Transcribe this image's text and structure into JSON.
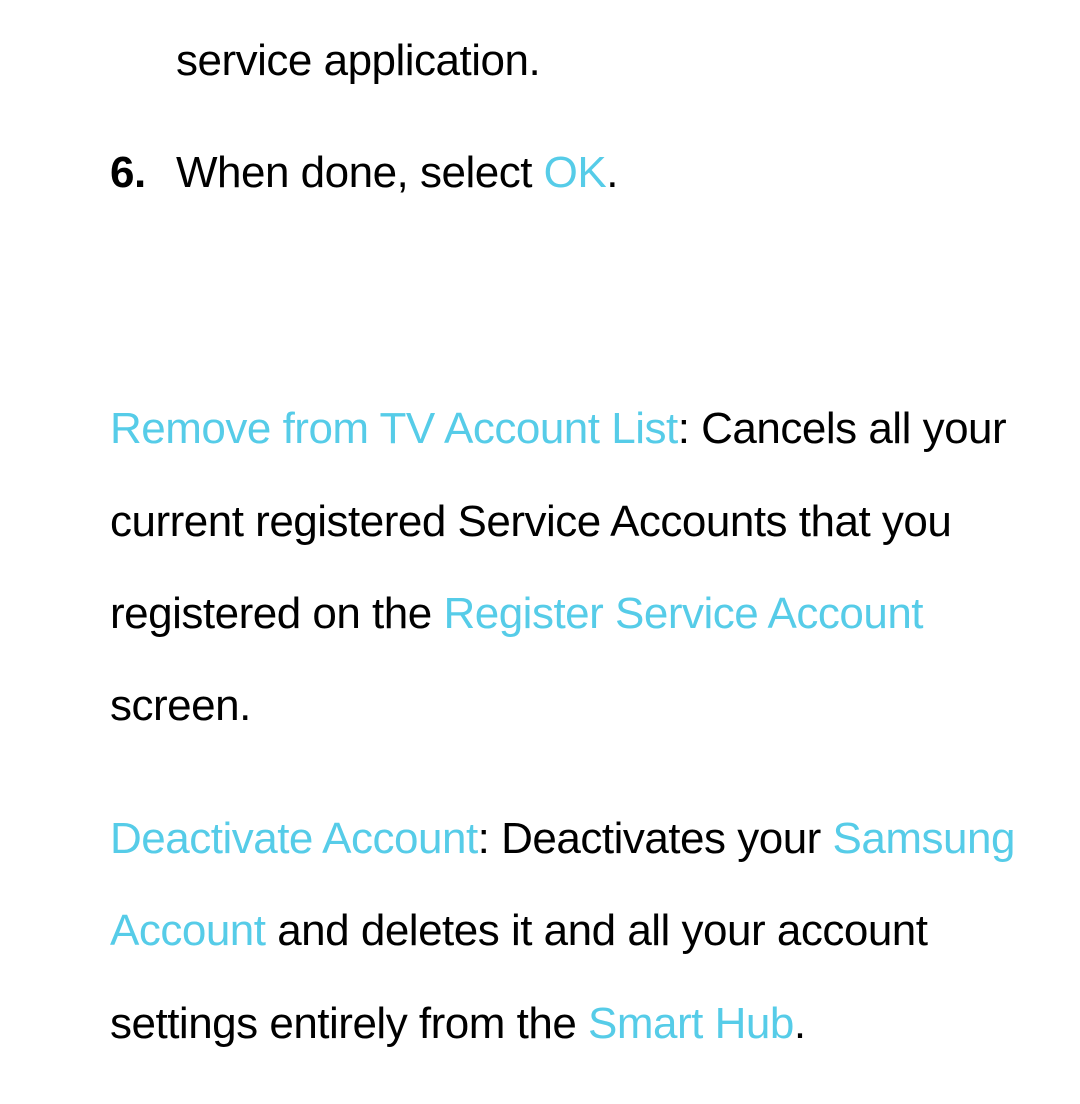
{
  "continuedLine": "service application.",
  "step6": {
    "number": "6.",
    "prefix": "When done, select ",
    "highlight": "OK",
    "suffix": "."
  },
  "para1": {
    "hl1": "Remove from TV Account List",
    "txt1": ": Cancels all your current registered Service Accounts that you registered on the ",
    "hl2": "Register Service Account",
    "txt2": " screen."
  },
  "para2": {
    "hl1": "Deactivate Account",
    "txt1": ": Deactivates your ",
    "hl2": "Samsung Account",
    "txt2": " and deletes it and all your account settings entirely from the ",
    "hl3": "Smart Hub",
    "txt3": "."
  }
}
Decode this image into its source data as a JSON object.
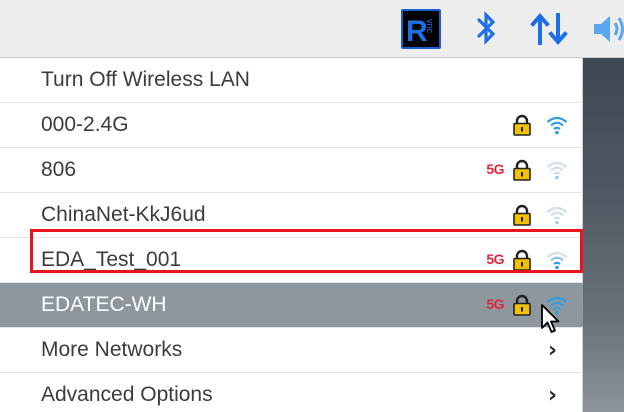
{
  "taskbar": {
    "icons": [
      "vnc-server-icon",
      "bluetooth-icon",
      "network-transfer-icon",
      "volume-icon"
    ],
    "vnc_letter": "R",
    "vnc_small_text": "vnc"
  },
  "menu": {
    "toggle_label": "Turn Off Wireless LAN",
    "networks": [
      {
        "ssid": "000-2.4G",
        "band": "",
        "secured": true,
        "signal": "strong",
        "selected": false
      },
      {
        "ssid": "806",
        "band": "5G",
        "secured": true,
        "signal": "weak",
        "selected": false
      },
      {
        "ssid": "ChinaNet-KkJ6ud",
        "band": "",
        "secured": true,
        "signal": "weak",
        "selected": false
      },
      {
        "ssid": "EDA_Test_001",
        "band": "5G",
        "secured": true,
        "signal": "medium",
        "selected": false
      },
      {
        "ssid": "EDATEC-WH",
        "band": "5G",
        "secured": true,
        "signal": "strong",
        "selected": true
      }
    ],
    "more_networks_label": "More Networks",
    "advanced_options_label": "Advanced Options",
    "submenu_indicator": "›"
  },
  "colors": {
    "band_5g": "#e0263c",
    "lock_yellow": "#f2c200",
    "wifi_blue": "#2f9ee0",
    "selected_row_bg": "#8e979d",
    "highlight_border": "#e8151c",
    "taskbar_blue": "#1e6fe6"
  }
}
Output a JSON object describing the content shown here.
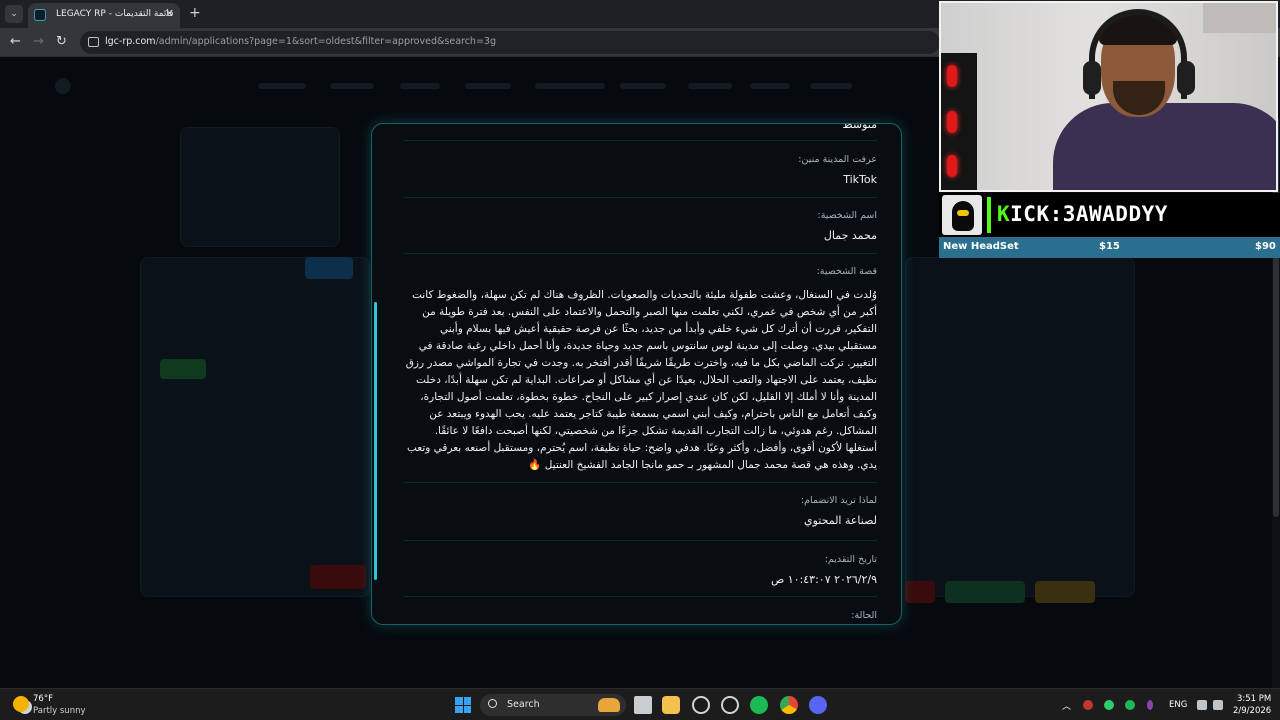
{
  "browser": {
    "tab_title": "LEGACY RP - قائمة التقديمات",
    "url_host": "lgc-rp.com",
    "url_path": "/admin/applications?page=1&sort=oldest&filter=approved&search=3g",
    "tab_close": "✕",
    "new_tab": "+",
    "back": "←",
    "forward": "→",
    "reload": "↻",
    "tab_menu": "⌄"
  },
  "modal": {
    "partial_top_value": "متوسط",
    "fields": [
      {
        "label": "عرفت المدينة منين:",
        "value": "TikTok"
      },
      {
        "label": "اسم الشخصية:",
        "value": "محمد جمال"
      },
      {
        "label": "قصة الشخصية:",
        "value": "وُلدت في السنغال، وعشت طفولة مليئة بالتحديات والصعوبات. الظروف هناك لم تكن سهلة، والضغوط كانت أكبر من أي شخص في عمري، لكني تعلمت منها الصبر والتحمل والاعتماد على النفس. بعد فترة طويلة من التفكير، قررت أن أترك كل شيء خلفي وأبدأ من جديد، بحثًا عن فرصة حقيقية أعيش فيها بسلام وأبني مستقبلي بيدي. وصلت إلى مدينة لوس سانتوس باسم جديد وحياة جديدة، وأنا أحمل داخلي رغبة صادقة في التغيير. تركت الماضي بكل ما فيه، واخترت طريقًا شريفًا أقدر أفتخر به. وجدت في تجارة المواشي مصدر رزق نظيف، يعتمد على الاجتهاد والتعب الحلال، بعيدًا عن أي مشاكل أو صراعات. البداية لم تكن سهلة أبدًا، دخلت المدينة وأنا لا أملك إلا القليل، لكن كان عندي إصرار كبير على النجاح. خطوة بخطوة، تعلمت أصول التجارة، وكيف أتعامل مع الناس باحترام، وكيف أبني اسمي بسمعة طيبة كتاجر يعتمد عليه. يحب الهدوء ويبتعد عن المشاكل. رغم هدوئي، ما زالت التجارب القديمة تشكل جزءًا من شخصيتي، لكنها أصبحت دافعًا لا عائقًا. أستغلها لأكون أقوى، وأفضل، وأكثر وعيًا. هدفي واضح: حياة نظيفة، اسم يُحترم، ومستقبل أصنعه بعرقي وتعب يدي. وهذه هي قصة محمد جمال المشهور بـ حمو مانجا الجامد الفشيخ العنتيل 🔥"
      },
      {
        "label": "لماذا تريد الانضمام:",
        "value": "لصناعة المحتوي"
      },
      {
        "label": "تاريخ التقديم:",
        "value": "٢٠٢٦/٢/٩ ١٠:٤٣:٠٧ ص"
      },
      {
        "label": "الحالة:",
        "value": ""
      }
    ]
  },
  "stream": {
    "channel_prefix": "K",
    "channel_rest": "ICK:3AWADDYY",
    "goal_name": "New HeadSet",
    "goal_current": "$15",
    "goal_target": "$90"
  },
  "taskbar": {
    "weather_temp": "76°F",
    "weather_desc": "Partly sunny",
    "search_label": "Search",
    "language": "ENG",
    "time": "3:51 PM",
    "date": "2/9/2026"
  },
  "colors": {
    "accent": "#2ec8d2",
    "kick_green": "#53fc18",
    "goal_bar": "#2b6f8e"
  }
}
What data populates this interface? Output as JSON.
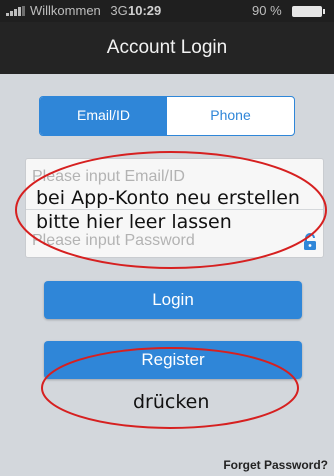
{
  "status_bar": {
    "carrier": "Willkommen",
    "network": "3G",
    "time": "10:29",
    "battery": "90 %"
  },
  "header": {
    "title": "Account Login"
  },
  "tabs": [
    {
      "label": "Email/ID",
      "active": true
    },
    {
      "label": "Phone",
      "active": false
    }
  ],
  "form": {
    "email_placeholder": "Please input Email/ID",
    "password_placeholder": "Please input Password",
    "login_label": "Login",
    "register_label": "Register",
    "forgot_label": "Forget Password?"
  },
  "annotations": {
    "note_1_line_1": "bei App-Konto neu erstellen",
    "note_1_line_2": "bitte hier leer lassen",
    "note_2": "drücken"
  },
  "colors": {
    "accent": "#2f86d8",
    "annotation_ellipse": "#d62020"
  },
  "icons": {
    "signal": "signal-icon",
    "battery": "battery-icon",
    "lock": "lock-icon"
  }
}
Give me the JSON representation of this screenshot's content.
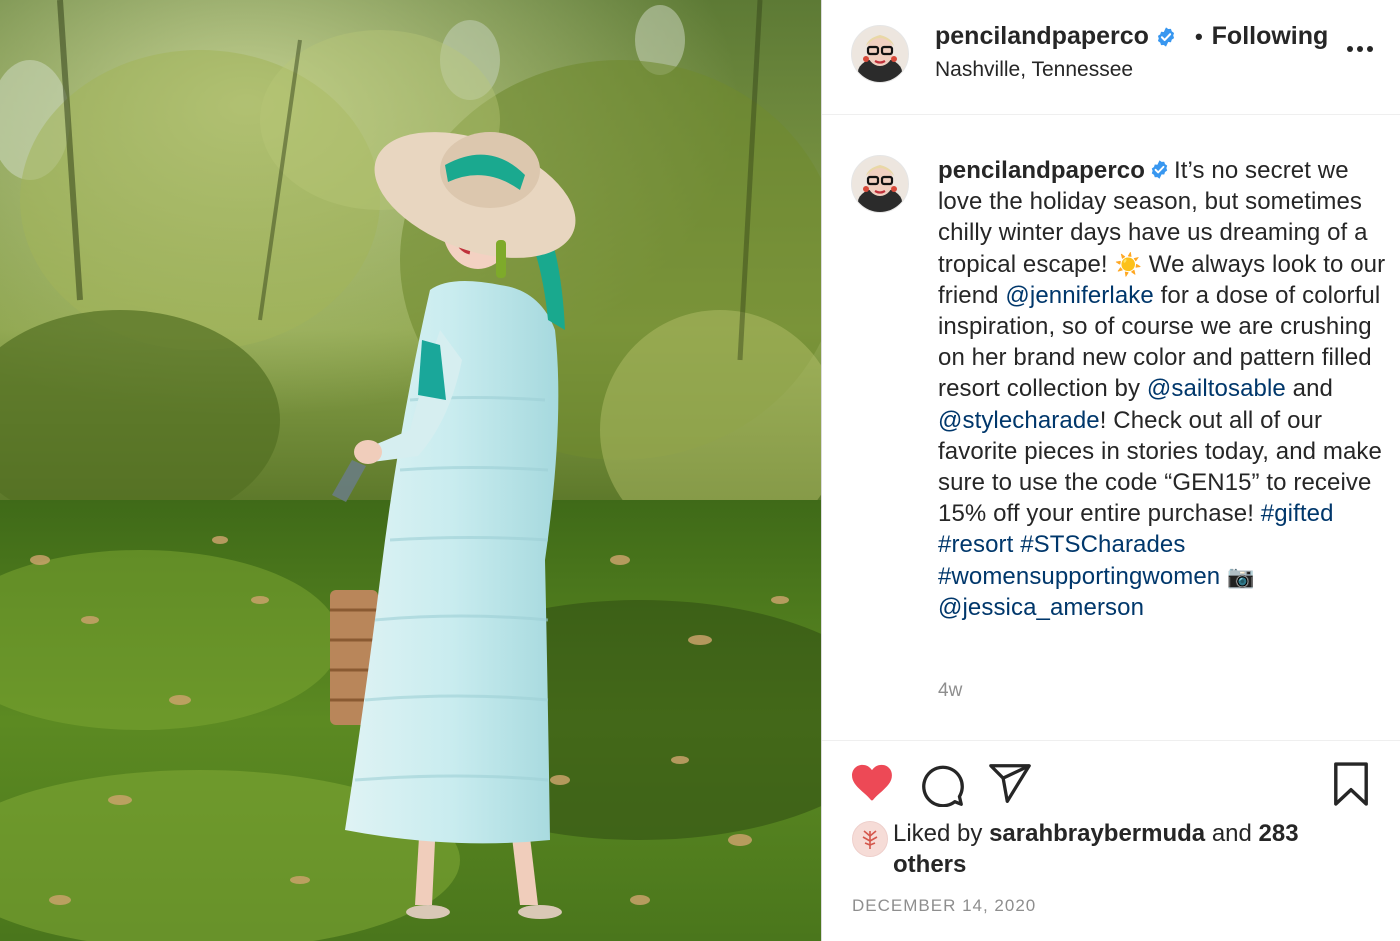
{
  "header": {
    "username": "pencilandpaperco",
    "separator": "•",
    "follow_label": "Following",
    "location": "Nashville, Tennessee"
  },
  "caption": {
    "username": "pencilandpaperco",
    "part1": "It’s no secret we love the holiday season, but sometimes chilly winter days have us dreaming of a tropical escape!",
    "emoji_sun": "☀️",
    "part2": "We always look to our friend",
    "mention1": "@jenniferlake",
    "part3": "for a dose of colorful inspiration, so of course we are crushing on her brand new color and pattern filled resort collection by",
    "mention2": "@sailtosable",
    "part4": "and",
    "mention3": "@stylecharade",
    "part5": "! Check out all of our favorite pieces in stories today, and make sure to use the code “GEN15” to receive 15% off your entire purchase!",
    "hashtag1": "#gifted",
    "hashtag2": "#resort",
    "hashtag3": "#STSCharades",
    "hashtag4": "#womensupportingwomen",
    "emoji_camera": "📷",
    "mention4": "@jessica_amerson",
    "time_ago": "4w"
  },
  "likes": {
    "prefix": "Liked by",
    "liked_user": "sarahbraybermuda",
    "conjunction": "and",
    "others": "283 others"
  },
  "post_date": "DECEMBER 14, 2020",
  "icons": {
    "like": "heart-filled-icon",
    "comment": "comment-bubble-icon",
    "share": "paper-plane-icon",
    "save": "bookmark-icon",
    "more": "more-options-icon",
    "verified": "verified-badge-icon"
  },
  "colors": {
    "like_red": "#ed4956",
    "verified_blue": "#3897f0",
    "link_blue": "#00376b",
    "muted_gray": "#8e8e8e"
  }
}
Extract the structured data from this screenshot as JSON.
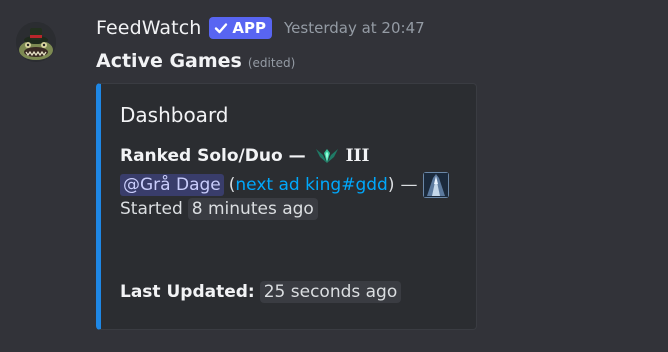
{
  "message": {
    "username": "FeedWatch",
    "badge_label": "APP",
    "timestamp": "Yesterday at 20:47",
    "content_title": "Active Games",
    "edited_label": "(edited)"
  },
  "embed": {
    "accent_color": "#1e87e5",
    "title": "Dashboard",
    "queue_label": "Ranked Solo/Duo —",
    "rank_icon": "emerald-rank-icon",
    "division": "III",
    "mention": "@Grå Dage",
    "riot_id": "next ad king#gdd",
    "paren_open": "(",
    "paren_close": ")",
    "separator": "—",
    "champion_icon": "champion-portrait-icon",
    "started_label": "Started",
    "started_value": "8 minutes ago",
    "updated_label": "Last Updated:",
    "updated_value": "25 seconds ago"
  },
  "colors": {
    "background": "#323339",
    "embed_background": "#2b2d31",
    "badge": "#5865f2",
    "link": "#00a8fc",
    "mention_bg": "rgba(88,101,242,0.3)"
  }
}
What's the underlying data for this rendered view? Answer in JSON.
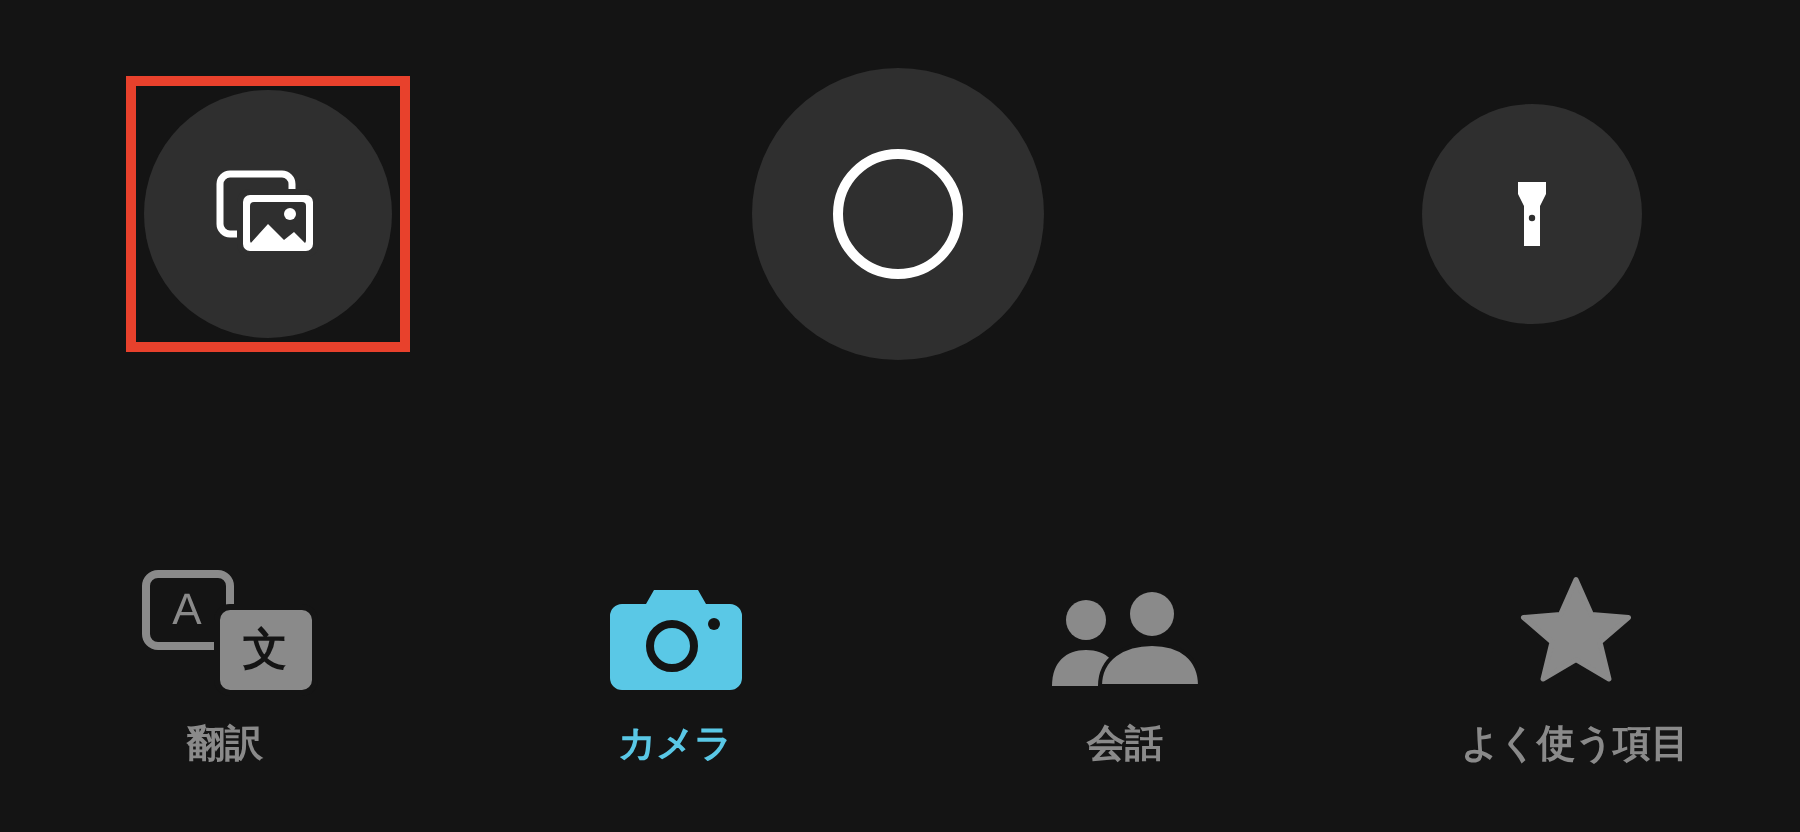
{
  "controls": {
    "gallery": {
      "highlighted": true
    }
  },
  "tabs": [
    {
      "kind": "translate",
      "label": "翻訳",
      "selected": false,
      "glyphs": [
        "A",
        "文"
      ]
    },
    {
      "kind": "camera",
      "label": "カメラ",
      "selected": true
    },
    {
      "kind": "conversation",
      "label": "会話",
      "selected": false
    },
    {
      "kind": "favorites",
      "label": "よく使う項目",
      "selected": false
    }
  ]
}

########################################

• INSTRUCTIONS TO FOLLOW:
The lines from the one holding "What's the underlying" through the end of the material above are to be echoed exactly, both ends included. Do not include pictures.

• FINISHED EXERCISE:
What's the underlying data for this rendered view? Answer in JSON.
{
  "controls": {
    "gallery": {
      "highlighted": true
    }
  },
  "tabs": [
    {
      "kind": "translate",
      "label": "翻訳",
      "selected": false,
      "glyphs": [
        "A",
        "文"
      ]
    },
    {
      "kind": "camera",
      "label": "カメラ",
      "selected": true
    },
    {
      "kind": "conversation",
      "label": "会話",
      "selected": false
    },
    {
      "kind": "favorites",
      "label": "よく使う項目",
      "selected": false
    }
  ]
}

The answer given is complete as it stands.